Pick out all lines in the listing holding the string "缅怀先烈" and copy them.
- - - -
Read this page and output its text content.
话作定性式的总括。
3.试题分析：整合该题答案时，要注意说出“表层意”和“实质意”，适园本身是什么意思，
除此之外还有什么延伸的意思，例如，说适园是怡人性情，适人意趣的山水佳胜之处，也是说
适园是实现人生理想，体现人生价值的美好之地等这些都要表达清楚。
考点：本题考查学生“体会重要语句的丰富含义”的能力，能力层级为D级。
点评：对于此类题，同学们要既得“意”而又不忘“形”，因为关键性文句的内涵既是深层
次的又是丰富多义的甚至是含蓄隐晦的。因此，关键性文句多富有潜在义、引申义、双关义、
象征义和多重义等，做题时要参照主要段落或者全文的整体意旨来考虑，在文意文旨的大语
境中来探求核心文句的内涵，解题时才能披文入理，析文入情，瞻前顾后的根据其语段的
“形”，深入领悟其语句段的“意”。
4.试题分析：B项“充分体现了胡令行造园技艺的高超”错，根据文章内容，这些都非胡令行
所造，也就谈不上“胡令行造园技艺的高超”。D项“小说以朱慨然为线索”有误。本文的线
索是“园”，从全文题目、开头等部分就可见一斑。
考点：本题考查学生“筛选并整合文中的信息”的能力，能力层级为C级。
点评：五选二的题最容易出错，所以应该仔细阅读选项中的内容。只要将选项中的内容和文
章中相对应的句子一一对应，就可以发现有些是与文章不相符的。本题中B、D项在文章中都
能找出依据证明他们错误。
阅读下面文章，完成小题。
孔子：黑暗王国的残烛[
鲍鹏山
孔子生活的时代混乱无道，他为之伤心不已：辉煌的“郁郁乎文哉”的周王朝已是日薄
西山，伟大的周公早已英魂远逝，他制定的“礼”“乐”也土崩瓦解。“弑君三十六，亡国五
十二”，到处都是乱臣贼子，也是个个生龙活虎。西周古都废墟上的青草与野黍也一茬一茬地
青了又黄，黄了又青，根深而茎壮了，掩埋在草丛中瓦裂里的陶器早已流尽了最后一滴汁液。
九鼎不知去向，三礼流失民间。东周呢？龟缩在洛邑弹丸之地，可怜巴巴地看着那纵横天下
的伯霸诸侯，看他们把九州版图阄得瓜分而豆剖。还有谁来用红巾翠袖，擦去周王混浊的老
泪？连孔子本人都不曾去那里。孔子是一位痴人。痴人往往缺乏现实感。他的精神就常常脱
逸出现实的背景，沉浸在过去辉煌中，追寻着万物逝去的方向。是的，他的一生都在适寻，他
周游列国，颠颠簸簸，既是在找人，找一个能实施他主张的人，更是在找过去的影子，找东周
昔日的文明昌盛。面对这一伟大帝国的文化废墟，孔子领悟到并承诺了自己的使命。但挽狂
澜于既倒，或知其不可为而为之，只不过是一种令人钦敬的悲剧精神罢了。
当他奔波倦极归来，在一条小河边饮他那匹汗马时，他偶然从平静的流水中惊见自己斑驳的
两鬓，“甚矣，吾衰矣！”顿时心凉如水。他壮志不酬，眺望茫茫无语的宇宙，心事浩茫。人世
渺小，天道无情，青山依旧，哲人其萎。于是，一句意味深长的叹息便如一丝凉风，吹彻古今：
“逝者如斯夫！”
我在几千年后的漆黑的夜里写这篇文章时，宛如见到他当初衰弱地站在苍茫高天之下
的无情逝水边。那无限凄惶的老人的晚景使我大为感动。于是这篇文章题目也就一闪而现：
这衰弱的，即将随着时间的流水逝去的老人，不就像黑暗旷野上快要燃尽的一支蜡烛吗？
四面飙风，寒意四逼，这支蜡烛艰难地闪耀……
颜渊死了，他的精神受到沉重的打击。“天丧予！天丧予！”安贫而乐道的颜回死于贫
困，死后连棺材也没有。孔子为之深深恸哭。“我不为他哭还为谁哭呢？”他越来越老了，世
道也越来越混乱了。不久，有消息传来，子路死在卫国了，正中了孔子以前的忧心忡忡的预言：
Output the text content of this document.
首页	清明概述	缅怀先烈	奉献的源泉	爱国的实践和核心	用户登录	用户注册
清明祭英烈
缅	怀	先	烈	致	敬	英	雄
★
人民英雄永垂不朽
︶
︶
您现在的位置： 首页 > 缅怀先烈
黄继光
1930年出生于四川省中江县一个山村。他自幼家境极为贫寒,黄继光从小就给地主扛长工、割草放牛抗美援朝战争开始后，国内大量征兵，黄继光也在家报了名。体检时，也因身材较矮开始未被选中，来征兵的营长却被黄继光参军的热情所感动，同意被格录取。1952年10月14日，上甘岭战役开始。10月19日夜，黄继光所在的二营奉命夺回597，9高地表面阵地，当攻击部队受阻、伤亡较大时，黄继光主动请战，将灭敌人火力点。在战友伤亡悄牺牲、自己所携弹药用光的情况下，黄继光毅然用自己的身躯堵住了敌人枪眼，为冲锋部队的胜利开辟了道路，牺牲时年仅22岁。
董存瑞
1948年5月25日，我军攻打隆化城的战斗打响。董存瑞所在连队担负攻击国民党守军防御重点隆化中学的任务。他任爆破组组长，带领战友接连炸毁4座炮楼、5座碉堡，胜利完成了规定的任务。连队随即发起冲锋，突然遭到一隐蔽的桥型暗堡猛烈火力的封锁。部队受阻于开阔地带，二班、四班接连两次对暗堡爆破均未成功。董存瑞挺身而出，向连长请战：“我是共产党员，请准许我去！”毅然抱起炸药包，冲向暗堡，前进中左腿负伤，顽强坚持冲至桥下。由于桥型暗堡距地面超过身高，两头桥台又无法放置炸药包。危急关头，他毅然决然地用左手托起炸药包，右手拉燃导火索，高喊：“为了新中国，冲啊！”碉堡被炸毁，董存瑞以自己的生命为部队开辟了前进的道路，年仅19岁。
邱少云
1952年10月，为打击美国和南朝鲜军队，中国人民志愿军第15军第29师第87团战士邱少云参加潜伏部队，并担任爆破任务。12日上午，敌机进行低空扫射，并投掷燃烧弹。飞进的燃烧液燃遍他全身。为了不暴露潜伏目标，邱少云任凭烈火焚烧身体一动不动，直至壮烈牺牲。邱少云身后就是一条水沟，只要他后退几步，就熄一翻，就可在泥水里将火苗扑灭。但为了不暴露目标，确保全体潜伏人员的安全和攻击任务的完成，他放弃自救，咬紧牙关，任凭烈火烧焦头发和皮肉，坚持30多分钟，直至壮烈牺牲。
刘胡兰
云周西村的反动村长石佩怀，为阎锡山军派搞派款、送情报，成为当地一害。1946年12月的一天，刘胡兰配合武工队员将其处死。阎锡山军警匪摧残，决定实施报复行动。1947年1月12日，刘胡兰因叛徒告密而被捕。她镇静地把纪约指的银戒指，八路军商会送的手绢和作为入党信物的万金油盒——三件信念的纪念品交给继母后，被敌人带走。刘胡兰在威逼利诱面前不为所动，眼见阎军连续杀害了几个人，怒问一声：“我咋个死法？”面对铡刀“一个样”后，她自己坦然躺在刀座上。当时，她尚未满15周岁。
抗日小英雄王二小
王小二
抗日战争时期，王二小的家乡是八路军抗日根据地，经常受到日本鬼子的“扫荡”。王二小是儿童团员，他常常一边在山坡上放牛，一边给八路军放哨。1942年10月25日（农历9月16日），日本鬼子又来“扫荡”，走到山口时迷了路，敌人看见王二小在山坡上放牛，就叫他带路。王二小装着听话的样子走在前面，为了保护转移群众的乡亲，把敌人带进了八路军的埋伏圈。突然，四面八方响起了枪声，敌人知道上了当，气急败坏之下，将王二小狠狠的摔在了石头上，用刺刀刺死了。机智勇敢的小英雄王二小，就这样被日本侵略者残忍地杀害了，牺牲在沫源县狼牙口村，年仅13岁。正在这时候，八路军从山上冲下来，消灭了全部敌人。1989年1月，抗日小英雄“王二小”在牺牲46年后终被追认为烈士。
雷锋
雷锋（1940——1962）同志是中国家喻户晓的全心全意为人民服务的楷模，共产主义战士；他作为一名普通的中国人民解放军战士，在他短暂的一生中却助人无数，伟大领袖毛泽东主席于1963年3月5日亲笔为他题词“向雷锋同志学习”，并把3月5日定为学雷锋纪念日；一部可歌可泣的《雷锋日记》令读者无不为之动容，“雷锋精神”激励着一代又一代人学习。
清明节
- - - -
- _FULL ANSWER_:
首页	清明概述	缅怀先烈	奉献的源泉	爱国的实践和核心	用户登录	用户注册
您现在的位置： 首页 > 缅怀先烈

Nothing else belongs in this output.